Data items
━━━━━━━━━━━━━━━━
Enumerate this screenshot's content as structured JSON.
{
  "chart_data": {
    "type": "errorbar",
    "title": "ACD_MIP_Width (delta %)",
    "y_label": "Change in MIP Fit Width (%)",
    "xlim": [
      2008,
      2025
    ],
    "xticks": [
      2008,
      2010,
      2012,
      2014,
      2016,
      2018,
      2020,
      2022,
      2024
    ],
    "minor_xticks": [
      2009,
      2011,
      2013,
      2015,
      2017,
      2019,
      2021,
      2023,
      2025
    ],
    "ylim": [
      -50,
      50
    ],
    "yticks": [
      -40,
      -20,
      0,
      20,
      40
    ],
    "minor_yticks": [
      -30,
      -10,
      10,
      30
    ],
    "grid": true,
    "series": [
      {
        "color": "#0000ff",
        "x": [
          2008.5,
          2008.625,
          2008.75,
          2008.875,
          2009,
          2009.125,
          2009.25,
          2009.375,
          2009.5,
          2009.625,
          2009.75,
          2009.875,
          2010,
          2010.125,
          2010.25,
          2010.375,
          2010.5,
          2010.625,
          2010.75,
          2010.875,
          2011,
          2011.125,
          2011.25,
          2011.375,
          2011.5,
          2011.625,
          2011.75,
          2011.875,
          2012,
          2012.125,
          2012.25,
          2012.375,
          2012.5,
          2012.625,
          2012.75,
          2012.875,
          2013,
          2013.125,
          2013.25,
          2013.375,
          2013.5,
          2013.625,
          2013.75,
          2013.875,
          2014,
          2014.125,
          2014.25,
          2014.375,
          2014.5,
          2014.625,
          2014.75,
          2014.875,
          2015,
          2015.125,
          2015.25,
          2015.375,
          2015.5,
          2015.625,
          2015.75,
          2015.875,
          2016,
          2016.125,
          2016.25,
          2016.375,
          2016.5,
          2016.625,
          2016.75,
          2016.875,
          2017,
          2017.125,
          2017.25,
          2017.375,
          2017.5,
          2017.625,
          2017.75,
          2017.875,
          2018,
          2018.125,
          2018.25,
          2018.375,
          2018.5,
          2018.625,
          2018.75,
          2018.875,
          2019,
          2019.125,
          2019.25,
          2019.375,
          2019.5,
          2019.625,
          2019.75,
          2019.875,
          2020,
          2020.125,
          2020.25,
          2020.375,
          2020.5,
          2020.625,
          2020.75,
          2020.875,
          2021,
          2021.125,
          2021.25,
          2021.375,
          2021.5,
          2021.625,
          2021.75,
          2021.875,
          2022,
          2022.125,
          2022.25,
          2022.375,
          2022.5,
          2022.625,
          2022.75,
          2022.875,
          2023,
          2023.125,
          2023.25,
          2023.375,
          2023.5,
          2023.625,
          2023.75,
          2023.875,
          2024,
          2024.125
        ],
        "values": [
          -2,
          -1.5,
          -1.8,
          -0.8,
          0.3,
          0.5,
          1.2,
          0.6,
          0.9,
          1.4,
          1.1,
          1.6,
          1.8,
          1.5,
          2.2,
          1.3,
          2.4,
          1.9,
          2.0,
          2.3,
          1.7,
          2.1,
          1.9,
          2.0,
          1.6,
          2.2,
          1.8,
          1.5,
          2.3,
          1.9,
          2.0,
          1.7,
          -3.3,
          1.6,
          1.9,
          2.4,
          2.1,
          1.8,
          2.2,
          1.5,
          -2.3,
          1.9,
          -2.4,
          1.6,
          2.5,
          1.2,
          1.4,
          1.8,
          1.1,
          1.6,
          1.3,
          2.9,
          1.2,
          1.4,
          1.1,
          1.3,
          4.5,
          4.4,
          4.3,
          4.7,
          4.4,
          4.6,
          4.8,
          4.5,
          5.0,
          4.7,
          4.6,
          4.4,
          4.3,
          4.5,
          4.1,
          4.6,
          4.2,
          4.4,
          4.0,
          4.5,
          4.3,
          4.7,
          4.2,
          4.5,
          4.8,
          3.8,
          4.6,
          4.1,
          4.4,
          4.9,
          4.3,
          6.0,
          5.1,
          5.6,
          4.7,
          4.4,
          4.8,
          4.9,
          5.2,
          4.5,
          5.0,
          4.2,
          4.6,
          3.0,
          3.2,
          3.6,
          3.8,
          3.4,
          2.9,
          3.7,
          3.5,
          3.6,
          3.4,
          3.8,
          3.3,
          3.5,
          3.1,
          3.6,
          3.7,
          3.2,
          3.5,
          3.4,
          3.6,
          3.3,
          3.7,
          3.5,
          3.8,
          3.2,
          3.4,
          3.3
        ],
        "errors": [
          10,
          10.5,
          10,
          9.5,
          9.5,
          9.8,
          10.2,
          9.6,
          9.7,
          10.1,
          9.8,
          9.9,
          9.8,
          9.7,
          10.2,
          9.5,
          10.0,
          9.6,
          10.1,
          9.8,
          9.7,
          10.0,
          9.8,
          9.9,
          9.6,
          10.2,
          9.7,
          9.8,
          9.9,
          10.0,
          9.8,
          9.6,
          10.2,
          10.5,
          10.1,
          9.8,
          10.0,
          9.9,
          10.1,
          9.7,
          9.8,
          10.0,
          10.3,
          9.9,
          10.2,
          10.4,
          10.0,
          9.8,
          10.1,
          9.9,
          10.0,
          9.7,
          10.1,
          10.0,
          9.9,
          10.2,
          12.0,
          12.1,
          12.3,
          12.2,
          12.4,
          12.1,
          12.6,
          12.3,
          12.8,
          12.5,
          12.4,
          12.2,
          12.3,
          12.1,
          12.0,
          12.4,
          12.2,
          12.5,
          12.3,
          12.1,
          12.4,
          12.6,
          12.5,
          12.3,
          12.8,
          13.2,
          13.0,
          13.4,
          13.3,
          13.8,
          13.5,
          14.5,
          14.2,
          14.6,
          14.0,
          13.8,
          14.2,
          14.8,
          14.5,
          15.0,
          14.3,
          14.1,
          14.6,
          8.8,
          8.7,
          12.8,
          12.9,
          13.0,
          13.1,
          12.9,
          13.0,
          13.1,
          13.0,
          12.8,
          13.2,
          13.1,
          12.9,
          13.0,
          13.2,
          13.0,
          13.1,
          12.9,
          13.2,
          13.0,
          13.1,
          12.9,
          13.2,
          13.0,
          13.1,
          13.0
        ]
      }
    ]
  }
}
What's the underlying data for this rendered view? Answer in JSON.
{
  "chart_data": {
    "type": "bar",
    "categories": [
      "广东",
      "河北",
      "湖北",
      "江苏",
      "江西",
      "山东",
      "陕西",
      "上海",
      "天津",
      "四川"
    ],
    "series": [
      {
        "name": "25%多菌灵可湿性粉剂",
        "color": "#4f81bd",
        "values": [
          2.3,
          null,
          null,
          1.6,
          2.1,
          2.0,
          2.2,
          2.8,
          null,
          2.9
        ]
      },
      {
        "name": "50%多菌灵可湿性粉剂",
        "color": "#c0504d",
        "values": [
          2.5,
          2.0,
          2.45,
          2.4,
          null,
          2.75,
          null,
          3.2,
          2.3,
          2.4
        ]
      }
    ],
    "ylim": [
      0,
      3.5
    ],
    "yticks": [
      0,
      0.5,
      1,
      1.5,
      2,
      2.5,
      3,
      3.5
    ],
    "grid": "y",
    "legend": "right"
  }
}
━━━━━━━━━━━━━━━━
## Task brief
Return all of the entries word for word.

## Response
Enumerate this screenshot's content as structured JSON.
{
  "chart_data": {
    "type": "errorbar",
    "title": "ACD_MIP_Width (delta %)",
    "y_label": "Change in MIP Fit Width (%)",
    "xlim": [
      2008,
      2025
    ],
    "xticks": [
      2008,
      2010,
      2012,
      2014,
      2016,
      2018,
      2020,
      2022,
      2024
    ],
    "minor_xticks": [
      2009,
      2011,
      2013,
      2015,
      2017,
      2019,
      2021,
      2023,
      2025
    ],
    "ylim": [
      -50,
      50
    ],
    "yticks": [
      -40,
      -20,
      0,
      20,
      40
    ],
    "minor_yticks": [
      -30,
      -10,
      10,
      30
    ],
    "grid": true,
    "series": [
      {
        "color": "#0000ff",
        "x": [
          2008.5,
          2008.625,
          2008.75,
          2008.875,
          2009,
          2009.125,
          2009.25,
          2009.375,
          2009.5,
          2009.625,
          2009.75,
          2009.875,
          2010,
          2010.125,
          2010.25,
          2010.375,
          2010.5,
          2010.625,
          2010.75,
          2010.875,
          2011,
          2011.125,
          2011.25,
          2011.375,
          2011.5,
          2011.625,
          2011.75,
          2011.875,
          2012,
          2012.125,
          2012.25,
          2012.375,
          2012.5,
          2012.625,
          2012.75,
          2012.875,
          2013,
          2013.125,
          2013.25,
          2013.375,
          2013.5,
          2013.625,
          2013.75,
          2013.875,
          2014,
          2014.125,
          2014.25,
          2014.375,
          2014.5,
          2014.625,
          2014.75,
          2014.875,
          2015,
          2015.125,
          2015.25,
          2015.375,
          2015.5,
          2015.625,
          2015.75,
          2015.875,
          2016,
          2016.125,
          2016.25,
          2016.375,
          2016.5,
          2016.625,
          2016.75,
          2016.875,
          2017,
          2017.125,
          2017.25,
          2017.375,
          2017.5,
          2017.625,
          2017.75,
          2017.875,
          2018,
          2018.125,
          2018.25,
          2018.375,
          2018.5,
          2018.625,
          2018.75,
          2018.875,
          2019,
          2019.125,
          2019.25,
          2019.375,
          2019.5,
          2019.625,
          2019.75,
          2019.875,
          2020,
          2020.125,
          2020.25,
          2020.375,
          2020.5,
          2020.625,
          2020.75,
          2020.875,
          2021,
          2021.125,
          2021.25,
          2021.375,
          2021.5,
          2021.625,
          2021.75,
          2021.875,
          2022,
          2022.125,
          2022.25,
          2022.375,
          2022.5,
          2022.625,
          2022.75,
          2022.875,
          2023,
          2023.125,
          2023.25,
          2023.375,
          2023.5,
          2023.625,
          2023.75,
          2023.875,
          2024,
          2024.125
        ],
        "values": [
          -2,
          -1.5,
          -1.8,
          -0.8,
          0.3,
          0.5,
          1.2,
          0.6,
          0.9,
          1.4,
          1.1,
          1.6,
          1.8,
          1.5,
          2.2,
          1.3,
          2.4,
          1.9,
          2.0,
          2.3,
          1.7,
          2.1,
          1.9,
          2.0,
          1.6,
          2.2,
          1.8,
          1.5,
          2.3,
          1.9,
          2.0,
          1.7,
          -3.3,
          1.6,
          1.9,
          2.4,
          2.1,
          1.8,
          2.2,
          1.5,
          -2.3,
          1.9,
          -2.4,
          1.6,
          2.5,
          1.2,
          1.4,
          1.8,
          1.1,
          1.6,
          1.3,
          2.9,
          1.2,
          1.4,
          1.1,
          1.3,
          4.5,
          4.4,
          4.3,
          4.7,
          4.4,
          4.6,
          4.8,
          4.5,
          5.0,
          4.7,
          4.6,
          4.4,
          4.3,
          4.5,
          4.1,
          4.6,
          4.2,
          4.4,
          4.0,
          4.5,
          4.3,
          4.7,
          4.2,
          4.5,
          4.8,
          3.8,
          4.6,
          4.1,
          4.4,
          4.9,
          4.3,
          6.0,
          5.1,
          5.6,
          4.7,
          4.4,
          4.8,
          4.9,
          5.2,
          4.5,
          5.0,
          4.2,
          4.6,
          3.0,
          3.2,
          3.6,
          3.8,
          3.4,
          2.9,
          3.7,
          3.5,
          3.6,
          3.4,
          3.8,
          3.3,
          3.5,
          3.1,
          3.6,
          3.7,
          3.2,
          3.5,
          3.4,
          3.6,
          3.3,
          3.7,
          3.5,
          3.8,
          3.2,
          3.4,
          3.3
        ],
        "errors": [
          10,
          10.5,
          10,
          9.5,
          9.5,
          9.8,
          10.2,
          9.6,
          9.7,
          10.1,
          9.8,
          9.9,
          9.8,
          9.7,
          10.2,
          9.5,
          10.0,
          9.6,
          10.1,
          9.8,
          9.7,
          10.0,
          9.8,
          9.9,
          9.6,
          10.2,
          9.7,
          9.8,
          9.9,
          10.0,
          9.8,
          9.6,
          10.2,
          10.5,
          10.1,
          9.8,
          10.0,
          9.9,
          10.1,
          9.7,
          9.8,
          10.0,
          10.3,
          9.9,
          10.2,
          10.4,
          10.0,
          9.8,
          10.1,
          9.9,
          10.0,
          9.7,
          10.1,
          10.0,
          9.9,
          10.2,
          12.0,
          12.1,
          12.3,
          12.2,
          12.4,
          12.1,
          12.6,
          12.3,
          12.8,
          12.5,
          12.4,
          12.2,
          12.3,
          12.1,
          12.0,
          12.4,
          12.2,
          12.5,
          12.3,
          12.1,
          12.4,
          12.6,
          12.5,
          12.3,
          12.8,
          13.2,
          13.0,
          13.4,
          13.3,
          13.8,
          13.5,
          14.5,
          14.2,
          14.6,
          14.0,
          13.8,
          14.2,
          14.8,
          14.5,
          15.0,
          14.3,
          14.1,
          14.6,
          8.8,
          8.7,
          12.8,
          12.9,
          13.0,
          13.1,
          12.9,
          13.0,
          13.1,
          13.0,
          12.8,
          13.2,
          13.1,
          12.9,
          13.0,
          13.2,
          13.0,
          13.1,
          12.9,
          13.2,
          13.0,
          13.1,
          12.9,
          13.2,
          13.0,
          13.1,
          13.0
        ]
      }
    ]
  }
}
What's the underlying data for this rendered view? Answer in JSON.
{
  "chart_data": {
    "type": "bar",
    "categories": [
      "广东",
      "河北",
      "湖北",
      "江苏",
      "江西",
      "山东",
      "陕西",
      "上海",
      "天津",
      "四川"
    ],
    "series": [
      {
        "name": "25%多菌灵可湿性粉剂",
        "color": "#4f81bd",
        "values": [
          2.3,
          null,
          null,
          1.6,
          2.1,
          2.0,
          2.2,
          2.8,
          null,
          2.9
        ]
      },
      {
        "name": "50%多菌灵可湿性粉剂",
        "color": "#c0504d",
        "values": [
          2.5,
          2.0,
          2.45,
          2.4,
          null,
          2.75,
          null,
          3.2,
          2.3,
          2.4
        ]
      }
    ],
    "ylim": [
      0,
      3.5
    ],
    "yticks": [
      0,
      0.5,
      1,
      1.5,
      2,
      2.5,
      3,
      3.5
    ],
    "grid": "y",
    "legend": "right"
  }
}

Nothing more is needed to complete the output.